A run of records

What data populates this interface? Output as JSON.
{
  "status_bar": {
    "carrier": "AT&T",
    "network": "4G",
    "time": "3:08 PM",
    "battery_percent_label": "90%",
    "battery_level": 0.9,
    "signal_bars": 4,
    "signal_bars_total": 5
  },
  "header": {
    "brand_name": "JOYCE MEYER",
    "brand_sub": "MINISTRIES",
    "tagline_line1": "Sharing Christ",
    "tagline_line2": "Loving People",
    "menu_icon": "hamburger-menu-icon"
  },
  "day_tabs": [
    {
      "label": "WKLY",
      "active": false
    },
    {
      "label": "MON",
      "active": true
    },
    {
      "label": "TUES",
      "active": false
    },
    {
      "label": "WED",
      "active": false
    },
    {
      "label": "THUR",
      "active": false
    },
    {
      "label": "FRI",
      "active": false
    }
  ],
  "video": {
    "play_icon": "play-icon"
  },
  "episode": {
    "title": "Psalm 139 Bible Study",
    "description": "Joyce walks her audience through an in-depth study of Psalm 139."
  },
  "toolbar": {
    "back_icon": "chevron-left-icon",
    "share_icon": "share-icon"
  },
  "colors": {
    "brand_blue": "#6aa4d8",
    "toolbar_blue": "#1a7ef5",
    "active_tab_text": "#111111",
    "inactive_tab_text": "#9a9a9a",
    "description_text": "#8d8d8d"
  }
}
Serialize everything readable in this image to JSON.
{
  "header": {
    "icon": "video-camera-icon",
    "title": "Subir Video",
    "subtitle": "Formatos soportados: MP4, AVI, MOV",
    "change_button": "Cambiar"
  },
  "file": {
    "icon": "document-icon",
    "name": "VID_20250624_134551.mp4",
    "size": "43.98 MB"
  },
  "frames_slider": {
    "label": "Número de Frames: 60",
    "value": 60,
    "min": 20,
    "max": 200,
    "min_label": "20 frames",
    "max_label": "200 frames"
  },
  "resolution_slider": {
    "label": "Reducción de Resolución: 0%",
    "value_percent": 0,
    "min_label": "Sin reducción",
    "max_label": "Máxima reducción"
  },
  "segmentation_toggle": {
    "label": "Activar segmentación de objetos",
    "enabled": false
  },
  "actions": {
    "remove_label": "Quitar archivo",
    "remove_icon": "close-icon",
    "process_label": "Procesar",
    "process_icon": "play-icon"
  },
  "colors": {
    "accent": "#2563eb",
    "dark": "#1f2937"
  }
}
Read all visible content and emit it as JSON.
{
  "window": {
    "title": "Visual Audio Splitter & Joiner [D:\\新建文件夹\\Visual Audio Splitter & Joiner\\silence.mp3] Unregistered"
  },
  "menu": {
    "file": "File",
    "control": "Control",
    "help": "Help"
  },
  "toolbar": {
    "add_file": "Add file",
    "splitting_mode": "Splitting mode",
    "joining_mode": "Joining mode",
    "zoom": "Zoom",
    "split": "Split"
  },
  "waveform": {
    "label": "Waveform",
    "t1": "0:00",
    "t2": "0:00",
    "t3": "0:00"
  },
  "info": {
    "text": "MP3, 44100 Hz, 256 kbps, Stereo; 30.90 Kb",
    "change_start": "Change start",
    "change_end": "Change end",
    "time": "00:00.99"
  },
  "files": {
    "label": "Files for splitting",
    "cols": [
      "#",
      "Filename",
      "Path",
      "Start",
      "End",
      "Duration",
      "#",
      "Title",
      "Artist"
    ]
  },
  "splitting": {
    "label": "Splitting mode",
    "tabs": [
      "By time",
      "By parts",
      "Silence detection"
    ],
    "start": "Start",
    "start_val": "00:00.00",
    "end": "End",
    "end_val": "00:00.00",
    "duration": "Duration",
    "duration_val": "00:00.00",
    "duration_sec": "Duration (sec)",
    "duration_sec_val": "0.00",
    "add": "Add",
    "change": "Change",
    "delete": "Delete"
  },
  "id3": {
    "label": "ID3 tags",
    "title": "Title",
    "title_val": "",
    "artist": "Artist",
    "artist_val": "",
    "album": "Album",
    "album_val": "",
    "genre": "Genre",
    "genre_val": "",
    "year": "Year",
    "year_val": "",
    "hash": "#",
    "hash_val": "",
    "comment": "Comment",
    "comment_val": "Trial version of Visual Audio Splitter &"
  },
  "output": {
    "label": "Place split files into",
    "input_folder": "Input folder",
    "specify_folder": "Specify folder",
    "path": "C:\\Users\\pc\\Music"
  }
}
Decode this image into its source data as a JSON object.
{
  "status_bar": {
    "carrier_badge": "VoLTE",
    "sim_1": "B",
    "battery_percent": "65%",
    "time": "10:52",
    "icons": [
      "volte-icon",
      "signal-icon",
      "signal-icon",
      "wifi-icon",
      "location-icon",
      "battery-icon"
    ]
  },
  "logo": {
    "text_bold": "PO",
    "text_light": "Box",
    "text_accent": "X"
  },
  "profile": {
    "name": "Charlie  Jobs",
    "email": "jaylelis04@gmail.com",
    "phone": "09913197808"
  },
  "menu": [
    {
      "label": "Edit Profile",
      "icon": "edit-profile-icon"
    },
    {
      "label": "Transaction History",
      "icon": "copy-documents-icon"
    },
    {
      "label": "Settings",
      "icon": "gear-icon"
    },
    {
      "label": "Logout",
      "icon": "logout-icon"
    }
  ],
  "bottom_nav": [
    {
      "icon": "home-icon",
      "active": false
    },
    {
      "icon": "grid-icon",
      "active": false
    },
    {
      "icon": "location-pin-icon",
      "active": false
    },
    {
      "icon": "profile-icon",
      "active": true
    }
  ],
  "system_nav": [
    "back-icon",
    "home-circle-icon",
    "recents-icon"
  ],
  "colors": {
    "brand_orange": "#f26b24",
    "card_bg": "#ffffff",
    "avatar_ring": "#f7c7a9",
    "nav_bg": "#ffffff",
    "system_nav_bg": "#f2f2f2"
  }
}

[OBJECTIVE]: Nothing should be changed: write out all of the data as is.

[COMPLETE ANSWER]:
What data populates this interface? Output as JSON.
{
  "status_bar": {
    "carrier": "AT&T",
    "network": "4G",
    "time": "3:08 PM",
    "battery_percent_label": "90%",
    "battery_level": 0.9,
    "signal_bars": 4,
    "signal_bars_total": 5
  },
  "header": {
    "brand_name": "JOYCE MEYER",
    "brand_sub": "MINISTRIES",
    "tagline_line1": "Sharing Christ",
    "tagline_line2": "Loving People",
    "menu_icon": "hamburger-menu-icon"
  },
  "day_tabs": [
    {
      "label": "WKLY",
      "active": false
    },
    {
      "label": "MON",
      "active": true
    },
    {
      "label": "TUES",
      "active": false
    },
    {
      "label": "WED",
      "active": false
    },
    {
      "label": "THUR",
      "active": false
    },
    {
      "label": "FRI",
      "active": false
    }
  ],
  "video": {
    "play_icon": "play-icon"
  },
  "episode": {
    "title": "Psalm 139 Bible Study",
    "description": "Joyce walks her audience through an in-depth study of Psalm 139."
  },
  "toolbar": {
    "back_icon": "chevron-left-icon",
    "share_icon": "share-icon"
  },
  "colors": {
    "brand_blue": "#6aa4d8",
    "toolbar_blue": "#1a7ef5",
    "active_tab_text": "#111111",
    "inactive_tab_text": "#9a9a9a",
    "description_text": "#8d8d8d"
  }
}
Serialize everything readable in this image to JSON.
{
  "header": {
    "icon": "video-camera-icon",
    "title": "Subir Video",
    "subtitle": "Formatos soportados: MP4, AVI, MOV",
    "change_button": "Cambiar"
  },
  "file": {
    "icon": "document-icon",
    "name": "VID_20250624_134551.mp4",
    "size": "43.98 MB"
  },
  "frames_slider": {
    "label": "Número de Frames: 60",
    "value": 60,
    "min": 20,
    "max": 200,
    "min_label": "20 frames",
    "max_label": "200 frames"
  },
  "resolution_slider": {
    "label": "Reducción de Resolución: 0%",
    "value_percent": 0,
    "min_label": "Sin reducción",
    "max_label": "Máxima reducción"
  },
  "segmentation_toggle": {
    "label": "Activar segmentación de objetos",
    "enabled": false
  },
  "actions": {
    "remove_label": "Quitar archivo",
    "remove_icon": "close-icon",
    "process_label": "Procesar",
    "process_icon": "play-icon"
  },
  "colors": {
    "accent": "#2563eb",
    "dark": "#1f2937"
  }
}
Read all visible content and emit it as JSON.
{
  "window": {
    "title": "Visual Audio Splitter & Joiner [D:\\新建文件夹\\Visual Audio Splitter & Joiner\\silence.mp3] Unregistered"
  },
  "menu": {
    "file": "File",
    "control": "Control",
    "help": "Help"
  },
  "toolbar": {
    "add_file": "Add file",
    "splitting_mode": "Splitting mode",
    "joining_mode": "Joining mode",
    "zoom": "Zoom",
    "split": "Split"
  },
  "waveform": {
    "label": "Waveform",
    "t1": "0:00",
    "t2": "0:00",
    "t3": "0:00"
  },
  "info": {
    "text": "MP3, 44100 Hz, 256 kbps, Stereo; 30.90 Kb",
    "change_start": "Change start",
    "change_end": "Change end",
    "time": "00:00.99"
  },
  "files": {
    "label": "Files for splitting",
    "cols": [
      "#",
      "Filename",
      "Path",
      "Start",
      "End",
      "Duration",
      "#",
      "Title",
      "Artist"
    ]
  },
  "splitting": {
    "label": "Splitting mode",
    "tabs": [
      "By time",
      "By parts",
      "Silence detection"
    ],
    "start": "Start",
    "start_val": "00:00.00",
    "end": "End",
    "end_val": "00:00.00",
    "duration": "Duration",
    "duration_val": "00:00.00",
    "duration_sec": "Duration (sec)",
    "duration_sec_val": "0.00",
    "add": "Add",
    "change": "Change",
    "delete": "Delete"
  },
  "id3": {
    "label": "ID3 tags",
    "title": "Title",
    "title_val": "",
    "artist": "Artist",
    "artist_val": "",
    "album": "Album",
    "album_val": "",
    "genre": "Genre",
    "genre_val": "",
    "year": "Year",
    "year_val": "",
    "hash": "#",
    "hash_val": "",
    "comment": "Comment",
    "comment_val": "Trial version of Visual Audio Splitter &"
  },
  "output": {
    "label": "Place split files into",
    "input_folder": "Input folder",
    "specify_folder": "Specify folder",
    "path": "C:\\Users\\pc\\Music"
  }
}
Decode this image into its source data as a JSON object.
{
  "status_bar": {
    "carrier_badge": "VoLTE",
    "sim_1": "B",
    "battery_percent": "65%",
    "time": "10:52",
    "icons": [
      "volte-icon",
      "signal-icon",
      "signal-icon",
      "wifi-icon",
      "location-icon",
      "battery-icon"
    ]
  },
  "logo": {
    "text_bold": "PO",
    "text_light": "Box",
    "text_accent": "X"
  },
  "profile": {
    "name": "Charlie  Jobs",
    "email": "jaylelis04@gmail.com",
    "phone": "09913197808"
  },
  "menu": [
    {
      "label": "Edit Profile",
      "icon": "edit-profile-icon"
    },
    {
      "label": "Transaction History",
      "icon": "copy-documents-icon"
    },
    {
      "label": "Settings",
      "icon": "gear-icon"
    },
    {
      "label": "Logout",
      "icon": "logout-icon"
    }
  ],
  "bottom_nav": [
    {
      "icon": "home-icon",
      "active": false
    },
    {
      "icon": "grid-icon",
      "active": false
    },
    {
      "icon": "location-pin-icon",
      "active": false
    },
    {
      "icon": "profile-icon",
      "active": true
    }
  ],
  "system_nav": [
    "back-icon",
    "home-circle-icon",
    "recents-icon"
  ],
  "colors": {
    "brand_orange": "#f26b24",
    "card_bg": "#ffffff",
    "avatar_ring": "#f7c7a9",
    "nav_bg": "#ffffff",
    "system_nav_bg": "#f2f2f2"
  }
}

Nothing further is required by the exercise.